++++ DATA LISTING

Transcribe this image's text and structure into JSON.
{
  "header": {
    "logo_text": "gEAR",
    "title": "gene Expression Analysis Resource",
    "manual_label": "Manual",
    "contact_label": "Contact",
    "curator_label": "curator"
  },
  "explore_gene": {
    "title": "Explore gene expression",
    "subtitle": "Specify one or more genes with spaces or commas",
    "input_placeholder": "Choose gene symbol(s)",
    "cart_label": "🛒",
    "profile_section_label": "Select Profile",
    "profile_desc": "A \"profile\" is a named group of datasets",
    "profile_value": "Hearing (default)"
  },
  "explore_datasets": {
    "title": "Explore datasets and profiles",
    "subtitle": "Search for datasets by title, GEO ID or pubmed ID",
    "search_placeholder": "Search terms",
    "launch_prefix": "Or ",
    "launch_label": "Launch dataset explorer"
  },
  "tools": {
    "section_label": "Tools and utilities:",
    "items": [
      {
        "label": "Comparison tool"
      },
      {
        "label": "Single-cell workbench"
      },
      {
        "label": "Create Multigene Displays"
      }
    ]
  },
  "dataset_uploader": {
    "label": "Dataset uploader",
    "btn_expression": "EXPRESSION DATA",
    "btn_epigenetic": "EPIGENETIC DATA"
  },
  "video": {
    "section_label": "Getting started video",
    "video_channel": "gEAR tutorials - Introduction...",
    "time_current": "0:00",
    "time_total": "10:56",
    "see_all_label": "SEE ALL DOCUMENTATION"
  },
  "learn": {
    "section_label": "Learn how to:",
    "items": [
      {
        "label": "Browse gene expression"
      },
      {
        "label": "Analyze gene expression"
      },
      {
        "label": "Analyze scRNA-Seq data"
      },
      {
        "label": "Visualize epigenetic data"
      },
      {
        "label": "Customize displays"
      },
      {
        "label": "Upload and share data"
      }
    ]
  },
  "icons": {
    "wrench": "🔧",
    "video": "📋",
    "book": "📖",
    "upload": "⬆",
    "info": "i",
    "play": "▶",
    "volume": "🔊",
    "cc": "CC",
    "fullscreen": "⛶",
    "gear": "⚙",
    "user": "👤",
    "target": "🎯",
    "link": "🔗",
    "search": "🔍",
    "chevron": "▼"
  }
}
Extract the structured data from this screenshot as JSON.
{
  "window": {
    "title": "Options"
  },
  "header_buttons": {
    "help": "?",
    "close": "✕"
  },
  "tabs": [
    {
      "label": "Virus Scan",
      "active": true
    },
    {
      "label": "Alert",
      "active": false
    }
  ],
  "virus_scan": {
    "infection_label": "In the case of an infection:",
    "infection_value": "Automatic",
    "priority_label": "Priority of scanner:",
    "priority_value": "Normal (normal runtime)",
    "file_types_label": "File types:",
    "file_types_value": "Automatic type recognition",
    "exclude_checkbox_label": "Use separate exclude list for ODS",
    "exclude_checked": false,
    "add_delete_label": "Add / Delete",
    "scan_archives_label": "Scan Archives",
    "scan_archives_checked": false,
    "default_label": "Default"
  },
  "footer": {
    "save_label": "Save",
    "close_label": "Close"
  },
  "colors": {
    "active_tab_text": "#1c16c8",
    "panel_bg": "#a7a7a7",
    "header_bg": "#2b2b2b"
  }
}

++++++++

▶ [DIRECTIONS FOR THIS TASK]: Reproduce the records above exactly. Leave nothing out.

▶ [RESULT OF THIS EXERCISE]:
Transcribe this image's text and structure into JSON.
{
  "header": {
    "logo_text": "gEAR",
    "title": "gene Expression Analysis Resource",
    "manual_label": "Manual",
    "contact_label": "Contact",
    "curator_label": "curator"
  },
  "explore_gene": {
    "title": "Explore gene expression",
    "subtitle": "Specify one or more genes with spaces or commas",
    "input_placeholder": "Choose gene symbol(s)",
    "cart_label": "🛒",
    "profile_section_label": "Select Profile",
    "profile_desc": "A \"profile\" is a named group of datasets",
    "profile_value": "Hearing (default)"
  },
  "explore_datasets": {
    "title": "Explore datasets and profiles",
    "subtitle": "Search for datasets by title, GEO ID or pubmed ID",
    "search_placeholder": "Search terms",
    "launch_prefix": "Or ",
    "launch_label": "Launch dataset explorer"
  },
  "tools": {
    "section_label": "Tools and utilities:",
    "items": [
      {
        "label": "Comparison tool"
      },
      {
        "label": "Single-cell workbench"
      },
      {
        "label": "Create Multigene Displays"
      }
    ]
  },
  "dataset_uploader": {
    "label": "Dataset uploader",
    "btn_expression": "EXPRESSION DATA",
    "btn_epigenetic": "EPIGENETIC DATA"
  },
  "video": {
    "section_label": "Getting started video",
    "video_channel": "gEAR tutorials - Introduction...",
    "time_current": "0:00",
    "time_total": "10:56",
    "see_all_label": "SEE ALL DOCUMENTATION"
  },
  "learn": {
    "section_label": "Learn how to:",
    "items": [
      {
        "label": "Browse gene expression"
      },
      {
        "label": "Analyze gene expression"
      },
      {
        "label": "Analyze scRNA-Seq data"
      },
      {
        "label": "Visualize epigenetic data"
      },
      {
        "label": "Customize displays"
      },
      {
        "label": "Upload and share data"
      }
    ]
  },
  "icons": {
    "wrench": "🔧",
    "video": "📋",
    "book": "📖",
    "upload": "⬆",
    "info": "i",
    "play": "▶",
    "volume": "🔊",
    "cc": "CC",
    "fullscreen": "⛶",
    "gear": "⚙",
    "user": "👤",
    "target": "🎯",
    "link": "🔗",
    "search": "🔍",
    "chevron": "▼"
  }
}
Extract the structured data from this screenshot as JSON.
{
  "window": {
    "title": "Options"
  },
  "header_buttons": {
    "help": "?",
    "close": "✕"
  },
  "tabs": [
    {
      "label": "Virus Scan",
      "active": true
    },
    {
      "label": "Alert",
      "active": false
    }
  ],
  "virus_scan": {
    "infection_label": "In the case of an infection:",
    "infection_value": "Automatic",
    "priority_label": "Priority of scanner:",
    "priority_value": "Normal (normal runtime)",
    "file_types_label": "File types:",
    "file_types_value": "Automatic type recognition",
    "exclude_checkbox_label": "Use separate exclude list for ODS",
    "exclude_checked": false,
    "add_delete_label": "Add / Delete",
    "scan_archives_label": "Scan Archives",
    "scan_archives_checked": false,
    "default_label": "Default"
  },
  "footer": {
    "save_label": "Save",
    "close_label": "Close"
  },
  "colors": {
    "active_tab_text": "#1c16c8",
    "panel_bg": "#a7a7a7",
    "header_bg": "#2b2b2b"
  }
}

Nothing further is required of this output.